--- PROBLEM REQUIREMENTS ---
The string "title" may appear in lines of the listing. Report each line where it does.

--- EXERCISE INPUT ---
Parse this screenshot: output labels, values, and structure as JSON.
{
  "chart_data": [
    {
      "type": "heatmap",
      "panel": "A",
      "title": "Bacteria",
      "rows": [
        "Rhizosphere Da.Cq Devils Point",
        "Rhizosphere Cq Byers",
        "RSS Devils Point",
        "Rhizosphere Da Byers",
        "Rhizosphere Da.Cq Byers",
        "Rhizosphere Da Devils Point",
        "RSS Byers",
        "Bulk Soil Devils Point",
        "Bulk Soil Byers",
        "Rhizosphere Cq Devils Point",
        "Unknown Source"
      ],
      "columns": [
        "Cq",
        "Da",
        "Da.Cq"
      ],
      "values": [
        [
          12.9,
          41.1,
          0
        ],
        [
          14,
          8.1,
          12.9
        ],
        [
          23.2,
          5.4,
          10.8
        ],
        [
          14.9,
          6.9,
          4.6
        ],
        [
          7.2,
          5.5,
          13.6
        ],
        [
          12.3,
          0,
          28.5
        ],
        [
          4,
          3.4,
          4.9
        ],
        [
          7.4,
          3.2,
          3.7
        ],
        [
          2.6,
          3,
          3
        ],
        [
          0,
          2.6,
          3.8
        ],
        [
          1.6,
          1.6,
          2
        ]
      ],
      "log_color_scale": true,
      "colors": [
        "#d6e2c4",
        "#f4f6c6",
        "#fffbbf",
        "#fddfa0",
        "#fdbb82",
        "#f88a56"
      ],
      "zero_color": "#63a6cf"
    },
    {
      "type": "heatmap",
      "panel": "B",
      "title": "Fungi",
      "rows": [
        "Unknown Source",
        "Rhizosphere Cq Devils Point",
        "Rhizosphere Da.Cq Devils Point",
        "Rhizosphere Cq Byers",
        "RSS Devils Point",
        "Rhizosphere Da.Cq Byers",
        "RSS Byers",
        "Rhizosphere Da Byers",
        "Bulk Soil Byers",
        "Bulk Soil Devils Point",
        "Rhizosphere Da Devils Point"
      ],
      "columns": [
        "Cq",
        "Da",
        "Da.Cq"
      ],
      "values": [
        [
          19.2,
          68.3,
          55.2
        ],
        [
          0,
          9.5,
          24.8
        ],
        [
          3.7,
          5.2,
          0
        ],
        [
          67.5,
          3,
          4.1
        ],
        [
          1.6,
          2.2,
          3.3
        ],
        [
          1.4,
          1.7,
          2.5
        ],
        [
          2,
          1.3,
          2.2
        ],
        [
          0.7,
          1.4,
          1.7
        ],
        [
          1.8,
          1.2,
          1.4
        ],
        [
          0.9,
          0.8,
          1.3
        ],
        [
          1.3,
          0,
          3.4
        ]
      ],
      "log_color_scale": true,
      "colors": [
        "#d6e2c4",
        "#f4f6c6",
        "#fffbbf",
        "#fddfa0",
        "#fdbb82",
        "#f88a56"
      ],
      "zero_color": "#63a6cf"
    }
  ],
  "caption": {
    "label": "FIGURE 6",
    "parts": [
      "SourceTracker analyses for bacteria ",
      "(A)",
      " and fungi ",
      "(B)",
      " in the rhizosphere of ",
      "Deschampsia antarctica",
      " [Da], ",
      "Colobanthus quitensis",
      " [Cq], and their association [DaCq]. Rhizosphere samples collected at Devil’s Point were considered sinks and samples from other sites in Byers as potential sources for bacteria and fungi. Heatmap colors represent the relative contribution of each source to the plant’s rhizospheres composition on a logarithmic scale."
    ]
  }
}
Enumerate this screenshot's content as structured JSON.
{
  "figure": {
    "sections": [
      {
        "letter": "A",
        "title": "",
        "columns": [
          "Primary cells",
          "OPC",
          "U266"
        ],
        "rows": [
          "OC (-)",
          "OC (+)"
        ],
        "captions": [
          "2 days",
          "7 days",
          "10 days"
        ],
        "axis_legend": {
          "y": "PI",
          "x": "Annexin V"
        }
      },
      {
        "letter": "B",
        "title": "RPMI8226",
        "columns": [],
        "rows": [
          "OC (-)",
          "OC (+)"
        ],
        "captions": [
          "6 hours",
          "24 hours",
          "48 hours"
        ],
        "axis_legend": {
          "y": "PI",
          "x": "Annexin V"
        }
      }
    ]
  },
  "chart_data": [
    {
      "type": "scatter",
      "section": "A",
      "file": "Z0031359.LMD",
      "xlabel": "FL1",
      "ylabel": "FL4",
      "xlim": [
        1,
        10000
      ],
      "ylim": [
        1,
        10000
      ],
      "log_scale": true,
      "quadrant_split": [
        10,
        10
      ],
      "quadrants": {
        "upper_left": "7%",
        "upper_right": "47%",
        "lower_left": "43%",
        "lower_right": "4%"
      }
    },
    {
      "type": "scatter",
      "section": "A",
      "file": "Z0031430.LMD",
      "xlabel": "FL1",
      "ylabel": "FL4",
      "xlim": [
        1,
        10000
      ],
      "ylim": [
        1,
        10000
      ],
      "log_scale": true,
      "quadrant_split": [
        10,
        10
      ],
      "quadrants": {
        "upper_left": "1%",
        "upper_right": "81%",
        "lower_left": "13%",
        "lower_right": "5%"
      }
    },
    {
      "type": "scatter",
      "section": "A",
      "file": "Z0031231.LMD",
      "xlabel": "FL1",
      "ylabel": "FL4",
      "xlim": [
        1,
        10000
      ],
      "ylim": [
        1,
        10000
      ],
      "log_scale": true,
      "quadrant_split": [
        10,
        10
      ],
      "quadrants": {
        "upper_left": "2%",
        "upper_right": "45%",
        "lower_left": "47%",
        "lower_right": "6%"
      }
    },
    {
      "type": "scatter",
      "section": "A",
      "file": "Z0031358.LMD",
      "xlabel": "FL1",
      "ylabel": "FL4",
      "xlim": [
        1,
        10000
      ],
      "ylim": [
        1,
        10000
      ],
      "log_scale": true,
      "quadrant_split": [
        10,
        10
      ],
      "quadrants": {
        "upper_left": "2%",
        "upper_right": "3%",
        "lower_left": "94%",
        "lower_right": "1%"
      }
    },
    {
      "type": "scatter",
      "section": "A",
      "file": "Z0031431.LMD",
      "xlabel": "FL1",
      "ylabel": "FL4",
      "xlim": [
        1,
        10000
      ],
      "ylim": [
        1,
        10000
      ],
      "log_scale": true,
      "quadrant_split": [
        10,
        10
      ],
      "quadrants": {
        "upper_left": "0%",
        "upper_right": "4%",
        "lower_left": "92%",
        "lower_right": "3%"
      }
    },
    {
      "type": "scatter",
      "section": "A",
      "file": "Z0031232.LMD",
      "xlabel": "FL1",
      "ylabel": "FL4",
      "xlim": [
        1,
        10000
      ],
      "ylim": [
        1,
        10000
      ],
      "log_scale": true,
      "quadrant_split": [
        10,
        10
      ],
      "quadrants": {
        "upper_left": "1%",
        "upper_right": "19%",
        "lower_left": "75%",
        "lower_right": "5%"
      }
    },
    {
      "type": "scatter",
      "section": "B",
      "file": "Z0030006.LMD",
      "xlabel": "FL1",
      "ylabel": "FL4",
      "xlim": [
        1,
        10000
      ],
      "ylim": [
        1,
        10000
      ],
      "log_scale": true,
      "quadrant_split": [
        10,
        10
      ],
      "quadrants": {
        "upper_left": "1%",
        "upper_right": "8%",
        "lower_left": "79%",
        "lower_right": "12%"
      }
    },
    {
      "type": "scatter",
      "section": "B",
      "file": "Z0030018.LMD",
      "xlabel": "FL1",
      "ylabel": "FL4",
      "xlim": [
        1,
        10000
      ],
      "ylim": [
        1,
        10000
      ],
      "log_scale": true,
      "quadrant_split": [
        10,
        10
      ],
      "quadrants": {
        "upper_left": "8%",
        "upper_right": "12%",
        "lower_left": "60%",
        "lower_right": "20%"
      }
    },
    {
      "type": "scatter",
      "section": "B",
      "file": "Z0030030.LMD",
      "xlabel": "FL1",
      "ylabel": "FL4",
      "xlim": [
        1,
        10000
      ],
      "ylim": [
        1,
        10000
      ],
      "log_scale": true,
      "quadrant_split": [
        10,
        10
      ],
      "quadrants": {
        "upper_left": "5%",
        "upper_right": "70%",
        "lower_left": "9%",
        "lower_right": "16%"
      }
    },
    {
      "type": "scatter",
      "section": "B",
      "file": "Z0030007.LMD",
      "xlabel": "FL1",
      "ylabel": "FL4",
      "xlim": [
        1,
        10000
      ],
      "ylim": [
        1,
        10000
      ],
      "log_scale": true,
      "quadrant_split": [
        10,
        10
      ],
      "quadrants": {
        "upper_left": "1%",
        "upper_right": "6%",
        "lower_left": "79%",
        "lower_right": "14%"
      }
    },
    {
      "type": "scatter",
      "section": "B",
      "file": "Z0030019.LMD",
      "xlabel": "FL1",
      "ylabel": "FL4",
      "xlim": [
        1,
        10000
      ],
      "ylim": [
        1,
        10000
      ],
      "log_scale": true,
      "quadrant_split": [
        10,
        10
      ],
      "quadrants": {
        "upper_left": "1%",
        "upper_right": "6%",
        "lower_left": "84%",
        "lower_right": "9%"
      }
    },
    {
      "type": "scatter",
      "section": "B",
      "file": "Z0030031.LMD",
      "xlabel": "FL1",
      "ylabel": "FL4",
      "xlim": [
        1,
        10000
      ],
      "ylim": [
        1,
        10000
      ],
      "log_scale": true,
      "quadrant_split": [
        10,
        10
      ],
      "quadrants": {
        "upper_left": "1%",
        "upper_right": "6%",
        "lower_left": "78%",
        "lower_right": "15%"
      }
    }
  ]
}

--- OUTPUT FOR THIS EXERCISE ---
      "title": "Bacteria",
      "title": "Fungi",
        "title": "",
        "title": "RPMI8226",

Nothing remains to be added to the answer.